-- Begin --

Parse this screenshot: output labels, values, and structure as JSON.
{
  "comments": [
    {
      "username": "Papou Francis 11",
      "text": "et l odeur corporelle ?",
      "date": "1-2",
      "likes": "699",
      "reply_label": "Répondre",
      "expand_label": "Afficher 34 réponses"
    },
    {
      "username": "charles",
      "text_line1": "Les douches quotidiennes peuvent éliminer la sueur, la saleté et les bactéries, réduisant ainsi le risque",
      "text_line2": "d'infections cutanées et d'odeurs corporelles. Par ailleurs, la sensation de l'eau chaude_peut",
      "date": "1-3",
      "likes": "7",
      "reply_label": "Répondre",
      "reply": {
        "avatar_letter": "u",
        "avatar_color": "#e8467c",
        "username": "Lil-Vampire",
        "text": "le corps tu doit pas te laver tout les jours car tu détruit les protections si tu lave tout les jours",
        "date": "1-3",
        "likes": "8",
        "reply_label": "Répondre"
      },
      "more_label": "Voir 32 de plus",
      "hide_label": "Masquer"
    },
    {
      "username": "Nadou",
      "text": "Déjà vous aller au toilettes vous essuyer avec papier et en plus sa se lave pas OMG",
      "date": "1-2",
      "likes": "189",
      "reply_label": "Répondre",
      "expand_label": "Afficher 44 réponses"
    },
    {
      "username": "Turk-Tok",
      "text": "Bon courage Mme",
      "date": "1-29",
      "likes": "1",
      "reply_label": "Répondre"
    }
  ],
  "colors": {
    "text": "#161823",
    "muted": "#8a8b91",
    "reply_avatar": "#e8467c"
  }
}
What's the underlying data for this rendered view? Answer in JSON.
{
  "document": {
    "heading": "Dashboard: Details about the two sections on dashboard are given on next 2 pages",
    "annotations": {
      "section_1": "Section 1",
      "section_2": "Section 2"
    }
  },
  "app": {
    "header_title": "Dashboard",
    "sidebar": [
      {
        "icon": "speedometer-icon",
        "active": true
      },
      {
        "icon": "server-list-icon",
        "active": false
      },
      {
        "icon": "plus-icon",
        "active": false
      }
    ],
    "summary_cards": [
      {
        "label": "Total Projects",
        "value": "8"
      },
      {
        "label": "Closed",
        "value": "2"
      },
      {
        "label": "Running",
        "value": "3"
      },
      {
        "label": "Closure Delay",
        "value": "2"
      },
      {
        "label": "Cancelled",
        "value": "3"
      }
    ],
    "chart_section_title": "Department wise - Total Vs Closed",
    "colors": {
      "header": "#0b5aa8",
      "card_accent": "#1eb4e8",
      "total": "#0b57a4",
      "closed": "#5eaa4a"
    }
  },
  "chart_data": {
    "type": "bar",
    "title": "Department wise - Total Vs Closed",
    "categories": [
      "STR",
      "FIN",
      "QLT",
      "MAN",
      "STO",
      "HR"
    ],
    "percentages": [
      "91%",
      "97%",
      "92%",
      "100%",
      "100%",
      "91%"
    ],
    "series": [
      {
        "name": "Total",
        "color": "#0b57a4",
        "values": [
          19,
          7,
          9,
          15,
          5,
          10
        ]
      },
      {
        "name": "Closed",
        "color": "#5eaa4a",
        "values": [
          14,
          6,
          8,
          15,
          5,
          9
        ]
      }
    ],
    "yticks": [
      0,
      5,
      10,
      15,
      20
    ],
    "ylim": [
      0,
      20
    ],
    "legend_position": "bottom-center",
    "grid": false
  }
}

-- End --

WRITTEN INSTRUCTION ▸ Copy every line from the entries that contains the word "username".

COMPLETE ANSWER ▸
      "username": "Papou Francis 11",
      "username": "charles",
        "username": "Lil-Vampire",
      "username": "Nadou",
      "username": "Turk-Tok",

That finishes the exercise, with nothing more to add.